- **EXERCISE INSTRUCTIONS**
Reproduce the entries below in full, word for word.

§ §

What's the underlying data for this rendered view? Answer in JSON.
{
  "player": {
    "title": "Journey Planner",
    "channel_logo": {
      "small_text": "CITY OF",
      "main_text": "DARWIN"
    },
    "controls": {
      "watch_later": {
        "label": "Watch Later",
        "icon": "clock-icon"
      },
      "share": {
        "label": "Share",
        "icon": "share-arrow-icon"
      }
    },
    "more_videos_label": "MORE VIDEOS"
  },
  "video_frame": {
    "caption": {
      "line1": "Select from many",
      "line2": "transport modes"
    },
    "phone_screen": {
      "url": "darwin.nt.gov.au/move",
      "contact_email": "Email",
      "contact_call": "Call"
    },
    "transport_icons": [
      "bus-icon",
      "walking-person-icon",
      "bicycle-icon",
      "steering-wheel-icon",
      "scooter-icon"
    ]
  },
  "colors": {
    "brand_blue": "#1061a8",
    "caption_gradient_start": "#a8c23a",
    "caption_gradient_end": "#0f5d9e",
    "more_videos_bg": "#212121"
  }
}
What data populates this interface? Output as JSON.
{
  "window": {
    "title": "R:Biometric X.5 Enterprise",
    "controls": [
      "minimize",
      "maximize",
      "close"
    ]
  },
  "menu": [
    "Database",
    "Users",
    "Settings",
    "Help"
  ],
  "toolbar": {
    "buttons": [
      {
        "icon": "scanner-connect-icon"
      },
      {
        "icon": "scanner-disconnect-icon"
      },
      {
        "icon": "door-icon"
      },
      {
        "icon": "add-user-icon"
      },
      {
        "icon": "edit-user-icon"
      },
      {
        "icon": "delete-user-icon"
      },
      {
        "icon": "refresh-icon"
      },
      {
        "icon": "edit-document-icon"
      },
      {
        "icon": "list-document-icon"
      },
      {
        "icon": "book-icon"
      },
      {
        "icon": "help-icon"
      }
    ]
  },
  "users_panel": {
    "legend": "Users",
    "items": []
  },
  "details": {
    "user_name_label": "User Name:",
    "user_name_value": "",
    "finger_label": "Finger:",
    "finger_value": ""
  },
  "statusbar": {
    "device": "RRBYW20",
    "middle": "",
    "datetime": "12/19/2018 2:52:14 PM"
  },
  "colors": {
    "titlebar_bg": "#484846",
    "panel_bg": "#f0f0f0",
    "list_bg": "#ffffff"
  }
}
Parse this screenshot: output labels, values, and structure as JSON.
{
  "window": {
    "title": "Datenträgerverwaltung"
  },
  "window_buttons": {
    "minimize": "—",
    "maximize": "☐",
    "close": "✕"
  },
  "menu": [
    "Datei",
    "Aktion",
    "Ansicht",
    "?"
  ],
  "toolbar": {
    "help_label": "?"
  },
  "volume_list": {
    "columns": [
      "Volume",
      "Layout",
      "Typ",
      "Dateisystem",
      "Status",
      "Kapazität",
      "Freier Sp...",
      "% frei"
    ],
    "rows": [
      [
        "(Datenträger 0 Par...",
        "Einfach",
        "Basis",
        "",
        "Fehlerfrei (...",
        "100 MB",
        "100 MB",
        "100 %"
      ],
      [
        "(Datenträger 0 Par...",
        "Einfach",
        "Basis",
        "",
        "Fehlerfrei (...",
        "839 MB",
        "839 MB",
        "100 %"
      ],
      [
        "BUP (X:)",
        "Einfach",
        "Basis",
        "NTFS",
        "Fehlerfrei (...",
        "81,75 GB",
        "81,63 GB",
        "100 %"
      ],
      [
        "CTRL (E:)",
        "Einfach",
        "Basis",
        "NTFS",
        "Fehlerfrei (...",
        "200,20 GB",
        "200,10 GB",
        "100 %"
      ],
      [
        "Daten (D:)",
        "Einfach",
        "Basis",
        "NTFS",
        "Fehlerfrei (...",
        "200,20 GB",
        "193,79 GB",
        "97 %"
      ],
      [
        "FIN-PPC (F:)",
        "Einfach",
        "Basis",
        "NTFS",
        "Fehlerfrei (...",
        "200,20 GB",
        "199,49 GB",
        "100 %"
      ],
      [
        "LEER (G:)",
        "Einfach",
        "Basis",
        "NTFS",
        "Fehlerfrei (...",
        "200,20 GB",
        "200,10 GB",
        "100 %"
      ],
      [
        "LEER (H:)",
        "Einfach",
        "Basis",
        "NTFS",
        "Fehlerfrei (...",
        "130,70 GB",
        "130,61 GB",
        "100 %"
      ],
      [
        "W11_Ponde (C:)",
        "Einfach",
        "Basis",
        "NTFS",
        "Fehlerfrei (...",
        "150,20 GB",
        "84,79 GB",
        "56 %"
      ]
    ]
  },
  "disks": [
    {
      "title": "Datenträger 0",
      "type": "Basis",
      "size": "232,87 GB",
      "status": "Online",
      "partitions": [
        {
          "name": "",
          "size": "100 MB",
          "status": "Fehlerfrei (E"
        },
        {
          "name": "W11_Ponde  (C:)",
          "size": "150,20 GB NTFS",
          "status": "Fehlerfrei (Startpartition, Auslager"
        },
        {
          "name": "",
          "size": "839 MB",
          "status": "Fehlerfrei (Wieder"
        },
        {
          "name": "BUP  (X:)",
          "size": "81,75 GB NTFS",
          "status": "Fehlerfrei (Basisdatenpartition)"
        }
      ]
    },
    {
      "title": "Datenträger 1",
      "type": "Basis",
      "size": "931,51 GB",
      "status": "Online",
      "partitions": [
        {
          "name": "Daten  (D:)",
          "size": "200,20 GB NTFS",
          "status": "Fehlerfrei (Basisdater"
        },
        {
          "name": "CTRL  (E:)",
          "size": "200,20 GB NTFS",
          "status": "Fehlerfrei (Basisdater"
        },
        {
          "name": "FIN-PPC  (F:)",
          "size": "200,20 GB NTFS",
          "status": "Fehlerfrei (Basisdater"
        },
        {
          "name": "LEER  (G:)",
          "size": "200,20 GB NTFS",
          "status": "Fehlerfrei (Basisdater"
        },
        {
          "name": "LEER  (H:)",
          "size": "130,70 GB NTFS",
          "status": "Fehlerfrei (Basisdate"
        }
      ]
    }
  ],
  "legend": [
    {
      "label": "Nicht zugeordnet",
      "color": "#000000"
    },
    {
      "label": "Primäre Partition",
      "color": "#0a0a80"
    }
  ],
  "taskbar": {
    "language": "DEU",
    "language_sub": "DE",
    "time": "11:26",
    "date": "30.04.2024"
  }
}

§ §

- **RESULT OF THE EXERCISE**
What's the underlying data for this rendered view? Answer in JSON.
{
  "player": {
    "title": "Journey Planner",
    "channel_logo": {
      "small_text": "CITY OF",
      "main_text": "DARWIN"
    },
    "controls": {
      "watch_later": {
        "label": "Watch Later",
        "icon": "clock-icon"
      },
      "share": {
        "label": "Share",
        "icon": "share-arrow-icon"
      }
    },
    "more_videos_label": "MORE VIDEOS"
  },
  "video_frame": {
    "caption": {
      "line1": "Select from many",
      "line2": "transport modes"
    },
    "phone_screen": {
      "url": "darwin.nt.gov.au/move",
      "contact_email": "Email",
      "contact_call": "Call"
    },
    "transport_icons": [
      "bus-icon",
      "walking-person-icon",
      "bicycle-icon",
      "steering-wheel-icon",
      "scooter-icon"
    ]
  },
  "colors": {
    "brand_blue": "#1061a8",
    "caption_gradient_start": "#a8c23a",
    "caption_gradient_end": "#0f5d9e",
    "more_videos_bg": "#212121"
  }
}
What data populates this interface? Output as JSON.
{
  "window": {
    "title": "R:Biometric X.5 Enterprise",
    "controls": [
      "minimize",
      "maximize",
      "close"
    ]
  },
  "menu": [
    "Database",
    "Users",
    "Settings",
    "Help"
  ],
  "toolbar": {
    "buttons": [
      {
        "icon": "scanner-connect-icon"
      },
      {
        "icon": "scanner-disconnect-icon"
      },
      {
        "icon": "door-icon"
      },
      {
        "icon": "add-user-icon"
      },
      {
        "icon": "edit-user-icon"
      },
      {
        "icon": "delete-user-icon"
      },
      {
        "icon": "refresh-icon"
      },
      {
        "icon": "edit-document-icon"
      },
      {
        "icon": "list-document-icon"
      },
      {
        "icon": "book-icon"
      },
      {
        "icon": "help-icon"
      }
    ]
  },
  "users_panel": {
    "legend": "Users",
    "items": []
  },
  "details": {
    "user_name_label": "User Name:",
    "user_name_value": "",
    "finger_label": "Finger:",
    "finger_value": ""
  },
  "statusbar": {
    "device": "RRBYW20",
    "middle": "",
    "datetime": "12/19/2018 2:52:14 PM"
  },
  "colors": {
    "titlebar_bg": "#484846",
    "panel_bg": "#f0f0f0",
    "list_bg": "#ffffff"
  }
}
Parse this screenshot: output labels, values, and structure as JSON.
{
  "window": {
    "title": "Datenträgerverwaltung"
  },
  "window_buttons": {
    "minimize": "—",
    "maximize": "☐",
    "close": "✕"
  },
  "menu": [
    "Datei",
    "Aktion",
    "Ansicht",
    "?"
  ],
  "toolbar": {
    "help_label": "?"
  },
  "volume_list": {
    "columns": [
      "Volume",
      "Layout",
      "Typ",
      "Dateisystem",
      "Status",
      "Kapazität",
      "Freier Sp...",
      "% frei"
    ],
    "rows": [
      [
        "(Datenträger 0 Par...",
        "Einfach",
        "Basis",
        "",
        "Fehlerfrei (...",
        "100 MB",
        "100 MB",
        "100 %"
      ],
      [
        "(Datenträger 0 Par...",
        "Einfach",
        "Basis",
        "",
        "Fehlerfrei (...",
        "839 MB",
        "839 MB",
        "100 %"
      ],
      [
        "BUP (X:)",
        "Einfach",
        "Basis",
        "NTFS",
        "Fehlerfrei (...",
        "81,75 GB",
        "81,63 GB",
        "100 %"
      ],
      [
        "CTRL (E:)",
        "Einfach",
        "Basis",
        "NTFS",
        "Fehlerfrei (...",
        "200,20 GB",
        "200,10 GB",
        "100 %"
      ],
      [
        "Daten (D:)",
        "Einfach",
        "Basis",
        "NTFS",
        "Fehlerfrei (...",
        "200,20 GB",
        "193,79 GB",
        "97 %"
      ],
      [
        "FIN-PPC (F:)",
        "Einfach",
        "Basis",
        "NTFS",
        "Fehlerfrei (...",
        "200,20 GB",
        "199,49 GB",
        "100 %"
      ],
      [
        "LEER (G:)",
        "Einfach",
        "Basis",
        "NTFS",
        "Fehlerfrei (...",
        "200,20 GB",
        "200,10 GB",
        "100 %"
      ],
      [
        "LEER (H:)",
        "Einfach",
        "Basis",
        "NTFS",
        "Fehlerfrei (...",
        "130,70 GB",
        "130,61 GB",
        "100 %"
      ],
      [
        "W11_Ponde (C:)",
        "Einfach",
        "Basis",
        "NTFS",
        "Fehlerfrei (...",
        "150,20 GB",
        "84,79 GB",
        "56 %"
      ]
    ]
  },
  "disks": [
    {
      "title": "Datenträger 0",
      "type": "Basis",
      "size": "232,87 GB",
      "status": "Online",
      "partitions": [
        {
          "name": "",
          "size": "100 MB",
          "status": "Fehlerfrei (E"
        },
        {
          "name": "W11_Ponde  (C:)",
          "size": "150,20 GB NTFS",
          "status": "Fehlerfrei (Startpartition, Auslager"
        },
        {
          "name": "",
          "size": "839 MB",
          "status": "Fehlerfrei (Wieder"
        },
        {
          "name": "BUP  (X:)",
          "size": "81,75 GB NTFS",
          "status": "Fehlerfrei (Basisdatenpartition)"
        }
      ]
    },
    {
      "title": "Datenträger 1",
      "type": "Basis",
      "size": "931,51 GB",
      "status": "Online",
      "partitions": [
        {
          "name": "Daten  (D:)",
          "size": "200,20 GB NTFS",
          "status": "Fehlerfrei (Basisdater"
        },
        {
          "name": "CTRL  (E:)",
          "size": "200,20 GB NTFS",
          "status": "Fehlerfrei (Basisdater"
        },
        {
          "name": "FIN-PPC  (F:)",
          "size": "200,20 GB NTFS",
          "status": "Fehlerfrei (Basisdater"
        },
        {
          "name": "LEER  (G:)",
          "size": "200,20 GB NTFS",
          "status": "Fehlerfrei (Basisdater"
        },
        {
          "name": "LEER  (H:)",
          "size": "130,70 GB NTFS",
          "status": "Fehlerfrei (Basisdate"
        }
      ]
    }
  ],
  "legend": [
    {
      "label": "Nicht zugeordnet",
      "color": "#000000"
    },
    {
      "label": "Primäre Partition",
      "color": "#0a0a80"
    }
  ],
  "taskbar": {
    "language": "DEU",
    "language_sub": "DE",
    "time": "11:26",
    "date": "30.04.2024"
  }
}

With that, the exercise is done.